| Exercise input |
::::::

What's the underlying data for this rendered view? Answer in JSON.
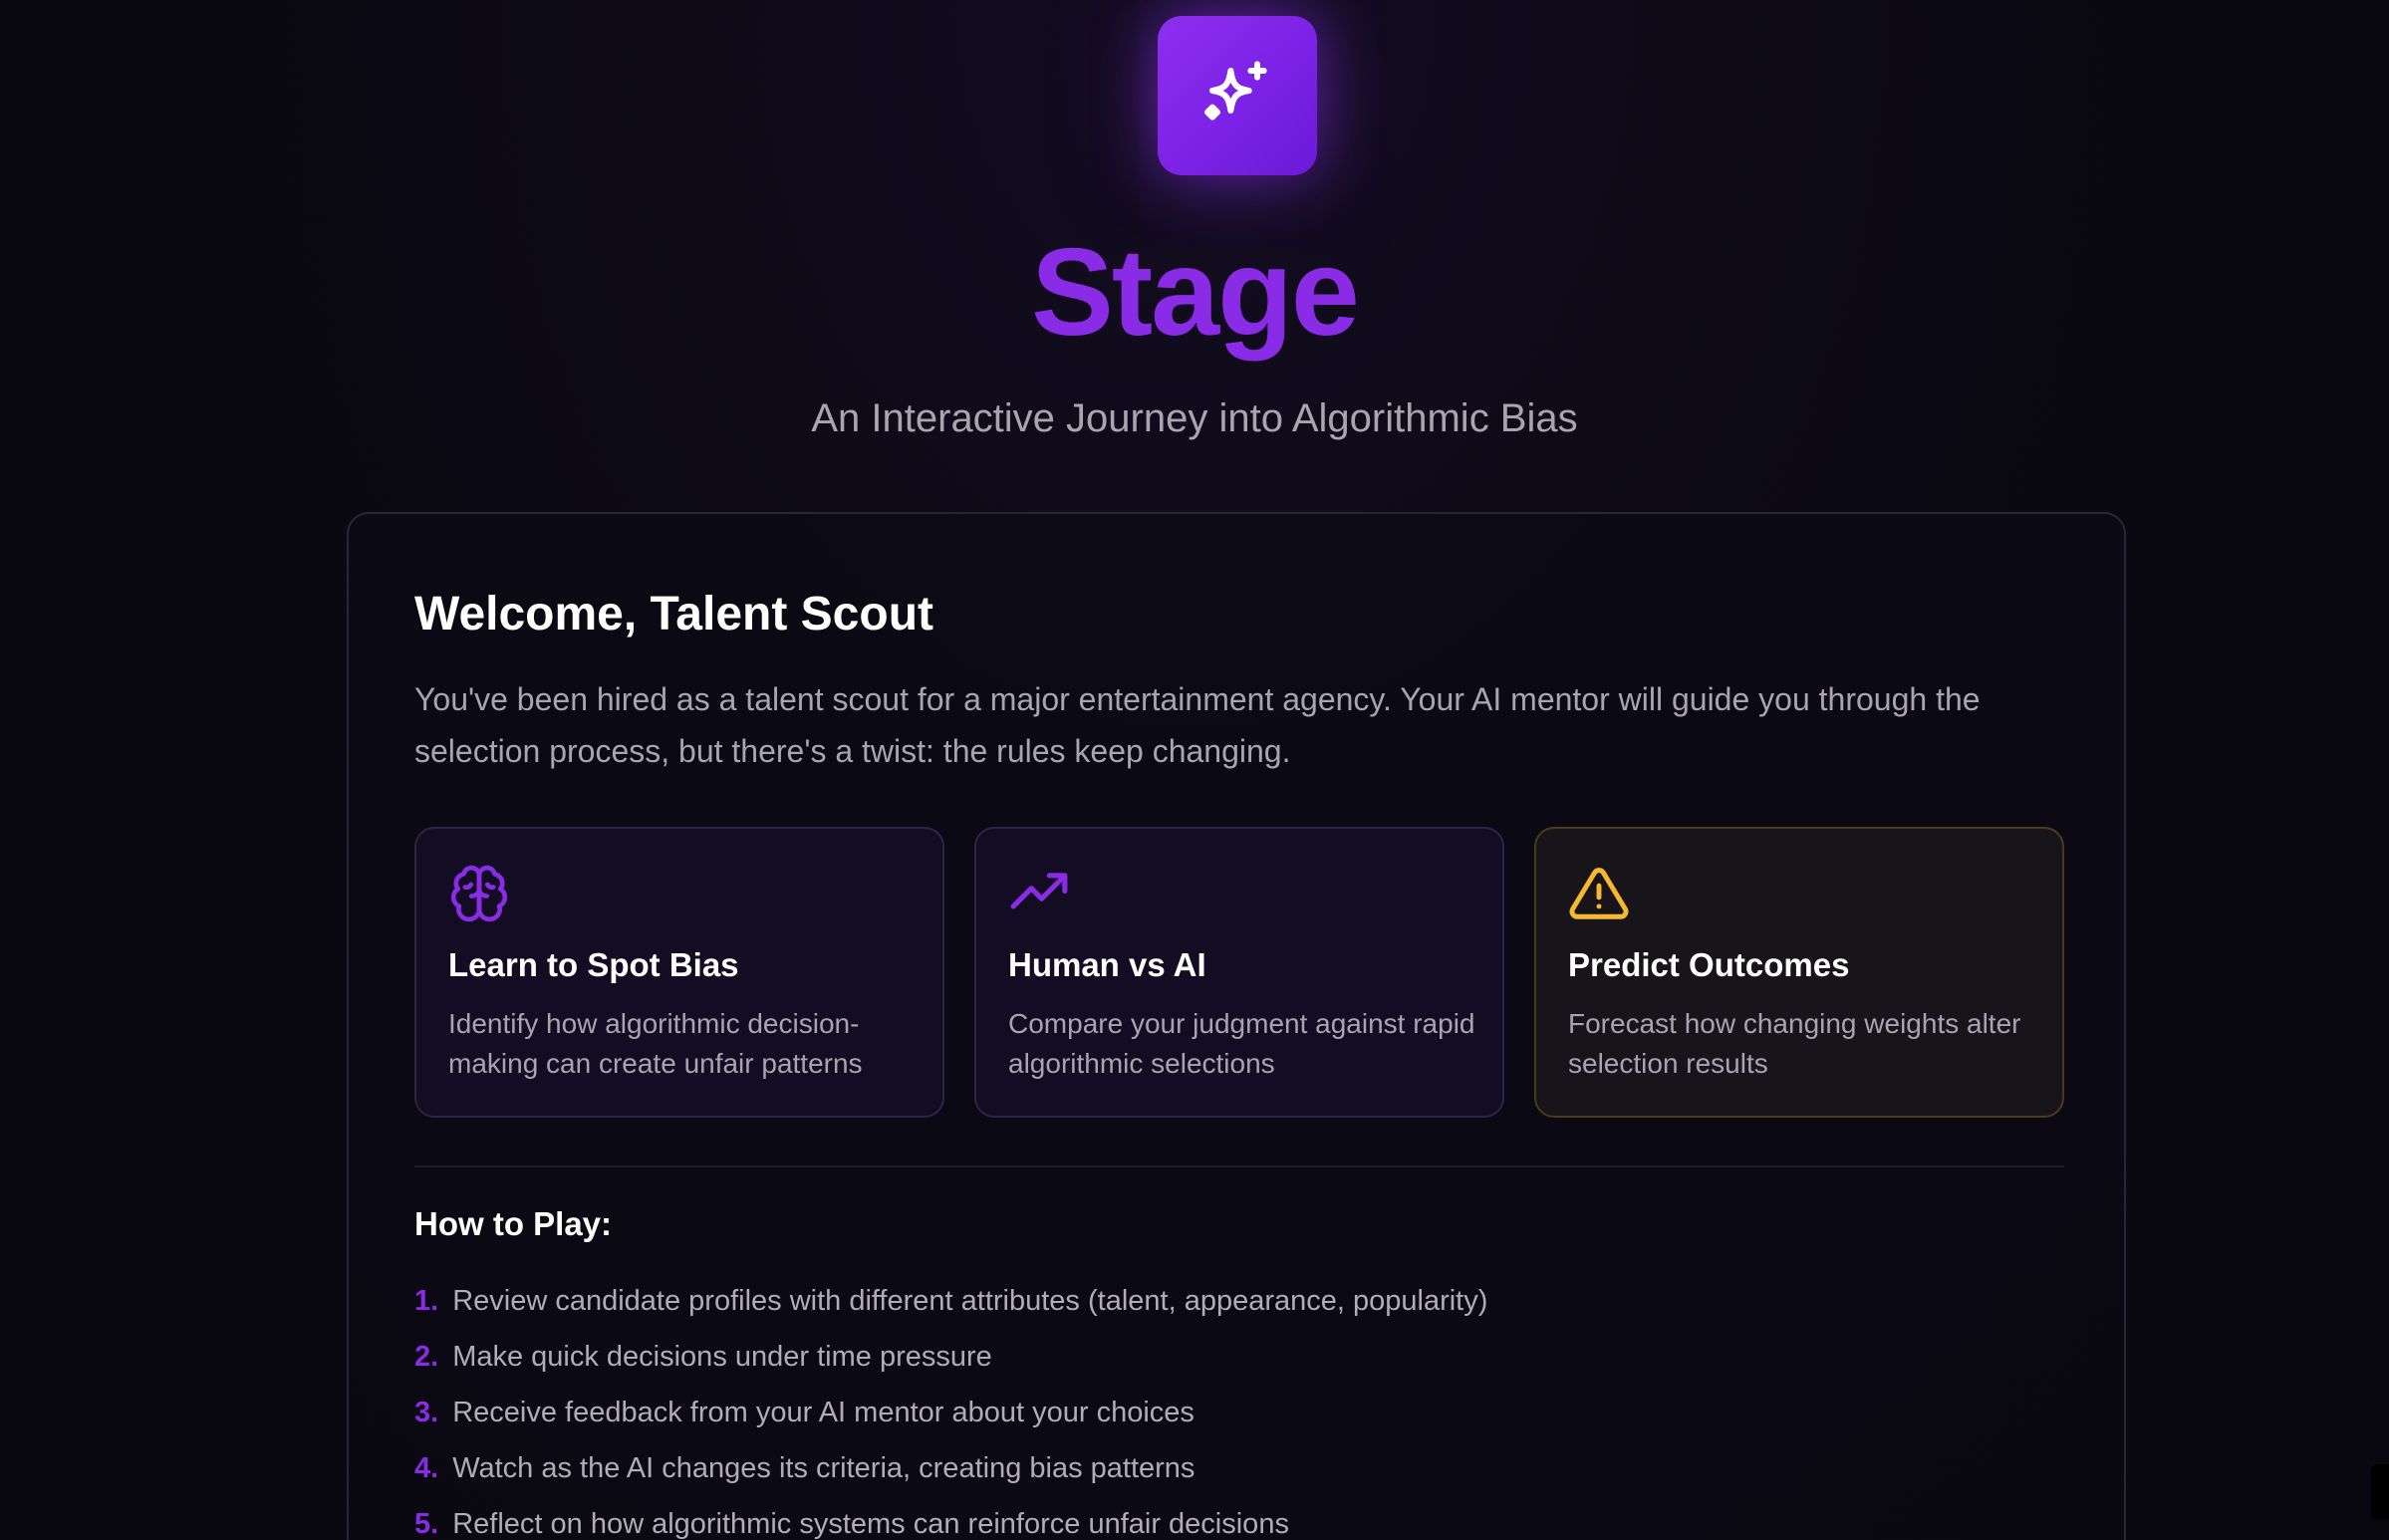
{
  "app": {
    "logo_icon": "sparkles-icon",
    "title": "Stage",
    "subtitle": "An Interactive Journey into Algorithmic Bias"
  },
  "colors": {
    "accent": "#8a2be6",
    "background": "#0b0913",
    "warning": "#f5b82e"
  },
  "welcome": {
    "heading": "Welcome, Talent Scout",
    "intro": "You've been hired as a talent scout for a major entertainment agency. Your AI mentor will guide you through the selection process, but there's a twist: the rules keep changing."
  },
  "features": [
    {
      "icon": "brain-icon",
      "title": "Learn to Spot Bias",
      "description": "Identify how algorithmic decision-making can create unfair patterns"
    },
    {
      "icon": "trending-up-icon",
      "title": "Human vs AI",
      "description": "Compare your judgment against rapid algorithmic selections"
    },
    {
      "icon": "warning-triangle-icon",
      "title": "Predict Outcomes",
      "description": "Forecast how changing weights alter selection results"
    }
  ],
  "how_to_play": {
    "heading": "How to Play:",
    "steps": [
      {
        "num": "1.",
        "text": "Review candidate profiles with different attributes (talent, appearance, popularity)"
      },
      {
        "num": "2.",
        "text": "Make quick decisions under time pressure"
      },
      {
        "num": "3.",
        "text": "Receive feedback from your AI mentor about your choices"
      },
      {
        "num": "4.",
        "text": "Watch as the AI changes its criteria, creating bias patterns"
      },
      {
        "num": "5.",
        "text": "Reflect on how algorithmic systems can reinforce unfair decisions"
      }
    ]
  }
}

::::::

| What to do |
All lines of the data above that include the word "warning" must be shown.

| Final result |
    "warning": "#f5b82e"
      "icon": "warning-triangle-icon",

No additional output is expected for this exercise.